- **Task statement**: Reproduce the records below verbatim, from their first line through the line containing "- code-fragment: c po: [822, 426, 854, 441]", both ends included.

- **Region boundary data**:
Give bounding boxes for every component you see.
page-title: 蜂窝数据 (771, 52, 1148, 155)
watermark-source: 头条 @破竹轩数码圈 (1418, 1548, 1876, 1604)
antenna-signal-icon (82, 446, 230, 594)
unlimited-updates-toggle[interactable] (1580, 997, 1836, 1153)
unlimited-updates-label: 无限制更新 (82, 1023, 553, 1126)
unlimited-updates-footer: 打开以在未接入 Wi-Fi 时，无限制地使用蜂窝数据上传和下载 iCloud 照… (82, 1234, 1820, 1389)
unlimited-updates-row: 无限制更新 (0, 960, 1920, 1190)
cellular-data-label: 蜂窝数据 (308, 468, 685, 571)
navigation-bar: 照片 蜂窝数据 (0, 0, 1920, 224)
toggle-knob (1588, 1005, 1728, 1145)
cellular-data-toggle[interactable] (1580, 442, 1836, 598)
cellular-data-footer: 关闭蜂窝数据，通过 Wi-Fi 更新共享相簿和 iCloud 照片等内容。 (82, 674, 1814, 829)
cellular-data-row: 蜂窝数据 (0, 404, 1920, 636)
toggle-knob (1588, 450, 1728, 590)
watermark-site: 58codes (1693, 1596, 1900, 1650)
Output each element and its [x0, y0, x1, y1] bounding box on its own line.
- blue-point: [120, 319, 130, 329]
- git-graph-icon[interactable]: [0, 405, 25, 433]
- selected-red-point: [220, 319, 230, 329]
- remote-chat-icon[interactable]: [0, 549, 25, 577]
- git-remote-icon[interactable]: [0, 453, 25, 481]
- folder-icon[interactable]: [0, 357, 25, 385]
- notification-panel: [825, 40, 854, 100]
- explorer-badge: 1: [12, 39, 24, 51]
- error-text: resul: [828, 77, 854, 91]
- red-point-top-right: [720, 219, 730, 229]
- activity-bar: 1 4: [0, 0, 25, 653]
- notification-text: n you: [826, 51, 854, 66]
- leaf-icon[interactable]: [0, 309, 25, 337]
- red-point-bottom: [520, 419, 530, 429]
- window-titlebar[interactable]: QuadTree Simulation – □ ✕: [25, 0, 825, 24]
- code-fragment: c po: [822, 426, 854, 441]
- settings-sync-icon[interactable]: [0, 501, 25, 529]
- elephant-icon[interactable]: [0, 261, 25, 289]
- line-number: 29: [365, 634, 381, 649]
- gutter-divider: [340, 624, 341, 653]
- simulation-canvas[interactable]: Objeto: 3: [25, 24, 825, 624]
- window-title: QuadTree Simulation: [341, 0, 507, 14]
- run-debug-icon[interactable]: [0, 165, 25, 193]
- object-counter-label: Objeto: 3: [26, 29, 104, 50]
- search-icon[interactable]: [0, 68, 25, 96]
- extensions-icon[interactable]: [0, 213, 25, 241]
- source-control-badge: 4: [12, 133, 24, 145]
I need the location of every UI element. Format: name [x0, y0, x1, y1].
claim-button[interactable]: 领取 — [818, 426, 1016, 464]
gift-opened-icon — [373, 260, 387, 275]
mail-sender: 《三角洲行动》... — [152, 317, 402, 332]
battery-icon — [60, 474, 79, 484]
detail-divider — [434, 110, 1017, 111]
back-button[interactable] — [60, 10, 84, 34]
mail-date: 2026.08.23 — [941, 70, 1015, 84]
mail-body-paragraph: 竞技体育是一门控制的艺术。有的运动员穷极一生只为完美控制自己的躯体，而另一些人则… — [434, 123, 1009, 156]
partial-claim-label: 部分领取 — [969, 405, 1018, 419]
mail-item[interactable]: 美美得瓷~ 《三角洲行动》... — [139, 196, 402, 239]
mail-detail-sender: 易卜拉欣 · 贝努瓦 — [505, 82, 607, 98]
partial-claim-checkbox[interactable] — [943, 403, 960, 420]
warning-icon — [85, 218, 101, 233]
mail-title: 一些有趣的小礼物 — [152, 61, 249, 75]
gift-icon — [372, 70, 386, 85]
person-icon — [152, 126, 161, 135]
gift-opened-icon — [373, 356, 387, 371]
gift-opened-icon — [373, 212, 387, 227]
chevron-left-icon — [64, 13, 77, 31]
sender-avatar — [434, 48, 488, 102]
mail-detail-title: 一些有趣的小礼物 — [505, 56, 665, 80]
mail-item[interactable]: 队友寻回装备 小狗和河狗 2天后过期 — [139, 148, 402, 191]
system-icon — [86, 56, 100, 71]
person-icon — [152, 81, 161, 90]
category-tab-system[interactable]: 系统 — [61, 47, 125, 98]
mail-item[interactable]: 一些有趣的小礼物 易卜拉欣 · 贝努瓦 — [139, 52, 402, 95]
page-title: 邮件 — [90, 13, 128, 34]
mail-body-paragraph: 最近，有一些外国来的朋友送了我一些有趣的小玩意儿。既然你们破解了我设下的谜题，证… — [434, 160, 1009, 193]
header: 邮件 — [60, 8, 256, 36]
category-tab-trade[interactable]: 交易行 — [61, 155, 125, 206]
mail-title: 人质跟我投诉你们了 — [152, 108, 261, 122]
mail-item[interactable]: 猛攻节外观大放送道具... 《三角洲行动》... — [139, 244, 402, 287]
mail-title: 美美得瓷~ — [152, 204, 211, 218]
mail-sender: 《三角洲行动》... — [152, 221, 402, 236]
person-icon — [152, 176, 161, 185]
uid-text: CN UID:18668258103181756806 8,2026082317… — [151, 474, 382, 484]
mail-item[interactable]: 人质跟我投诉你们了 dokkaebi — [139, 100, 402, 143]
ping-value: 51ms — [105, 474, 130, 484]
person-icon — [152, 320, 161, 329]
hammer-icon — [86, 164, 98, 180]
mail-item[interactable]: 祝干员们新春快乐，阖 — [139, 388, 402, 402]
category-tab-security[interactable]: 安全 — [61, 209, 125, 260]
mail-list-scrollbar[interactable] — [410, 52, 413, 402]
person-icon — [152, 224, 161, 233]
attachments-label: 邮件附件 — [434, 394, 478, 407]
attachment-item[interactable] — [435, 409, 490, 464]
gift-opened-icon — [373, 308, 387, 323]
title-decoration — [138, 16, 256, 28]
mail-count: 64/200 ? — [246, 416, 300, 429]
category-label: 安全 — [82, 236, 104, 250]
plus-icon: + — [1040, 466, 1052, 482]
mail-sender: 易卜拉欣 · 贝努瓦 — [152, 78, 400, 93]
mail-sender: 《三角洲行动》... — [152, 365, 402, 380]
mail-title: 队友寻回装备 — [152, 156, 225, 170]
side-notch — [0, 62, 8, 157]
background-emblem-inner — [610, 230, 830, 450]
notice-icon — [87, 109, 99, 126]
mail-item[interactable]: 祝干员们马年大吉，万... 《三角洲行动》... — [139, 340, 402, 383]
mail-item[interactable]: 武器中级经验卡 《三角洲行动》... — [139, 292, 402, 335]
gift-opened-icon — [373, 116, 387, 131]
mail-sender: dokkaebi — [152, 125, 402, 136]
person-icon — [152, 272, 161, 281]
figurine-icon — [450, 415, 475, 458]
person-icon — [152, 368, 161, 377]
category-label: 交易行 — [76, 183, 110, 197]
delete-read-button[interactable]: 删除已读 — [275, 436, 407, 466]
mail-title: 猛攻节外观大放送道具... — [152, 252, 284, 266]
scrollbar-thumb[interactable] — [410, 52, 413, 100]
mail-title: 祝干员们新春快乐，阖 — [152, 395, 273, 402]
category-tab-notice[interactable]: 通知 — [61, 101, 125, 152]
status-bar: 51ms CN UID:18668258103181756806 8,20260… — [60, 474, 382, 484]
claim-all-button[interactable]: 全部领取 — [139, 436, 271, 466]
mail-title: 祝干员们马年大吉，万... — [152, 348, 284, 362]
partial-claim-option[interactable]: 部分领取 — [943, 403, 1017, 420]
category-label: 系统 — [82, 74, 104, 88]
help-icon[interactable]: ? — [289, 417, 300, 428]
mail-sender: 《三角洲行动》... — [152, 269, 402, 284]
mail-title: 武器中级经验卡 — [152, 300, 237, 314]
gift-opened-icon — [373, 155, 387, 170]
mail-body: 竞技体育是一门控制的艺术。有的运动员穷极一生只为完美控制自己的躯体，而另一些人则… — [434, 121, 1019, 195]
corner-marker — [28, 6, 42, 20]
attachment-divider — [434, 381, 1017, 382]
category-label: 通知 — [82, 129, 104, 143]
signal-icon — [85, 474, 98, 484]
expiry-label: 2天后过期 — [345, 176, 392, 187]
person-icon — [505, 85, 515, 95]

- **Output**:
Give bounding boxes for every component you see.
page-title: 蜂窝数据 (771, 52, 1148, 155)
watermark-source: 头条 @破竹轩数码圈 (1418, 1548, 1876, 1604)
antenna-signal-icon (82, 446, 230, 594)
unlimited-updates-toggle[interactable] (1580, 997, 1836, 1153)
unlimited-updates-label: 无限制更新 (82, 1023, 553, 1126)
unlimited-updates-footer: 打开以在未接入 Wi-Fi 时，无限制地使用蜂窝数据上传和下载 iCloud 照… (82, 1234, 1820, 1389)
unlimited-updates-row: 无限制更新 (0, 960, 1920, 1190)
cellular-data-label: 蜂窝数据 (308, 468, 685, 571)
navigation-bar: 照片 蜂窝数据 (0, 0, 1920, 224)
toggle-knob (1588, 1005, 1728, 1145)
cellular-data-toggle[interactable] (1580, 442, 1836, 598)
cellular-data-footer: 关闭蜂窝数据，通过 Wi-Fi 更新共享相簿和 iCloud 照片等内容。 (82, 674, 1814, 829)
cellular-data-row: 蜂窝数据 (0, 404, 1920, 636)
toggle-knob (1588, 450, 1728, 590)
watermark-site: 58codes (1693, 1596, 1900, 1650)
Output each element and its [x0, y0, x1, y1] bounding box on its own line.
- blue-point: [120, 319, 130, 329]
- git-graph-icon[interactable]: [0, 405, 25, 433]
- selected-red-point: [220, 319, 230, 329]
- remote-chat-icon[interactable]: [0, 549, 25, 577]
- git-remote-icon[interactable]: [0, 453, 25, 481]
- folder-icon[interactable]: [0, 357, 25, 385]
- notification-panel: [825, 40, 854, 100]
- explorer-badge: 1: [12, 39, 24, 51]
- error-text: resul: [828, 77, 854, 91]
- red-point-top-right: [720, 219, 730, 229]
- activity-bar: 1 4: [0, 0, 25, 653]
- notification-text: n you: [826, 51, 854, 66]
- leaf-icon[interactable]: [0, 309, 25, 337]
- red-point-bottom: [520, 419, 530, 429]
- window-titlebar[interactable]: QuadTree Simulation – □ ✕: [25, 0, 825, 24]
- code-fragment: c po: [822, 426, 854, 441]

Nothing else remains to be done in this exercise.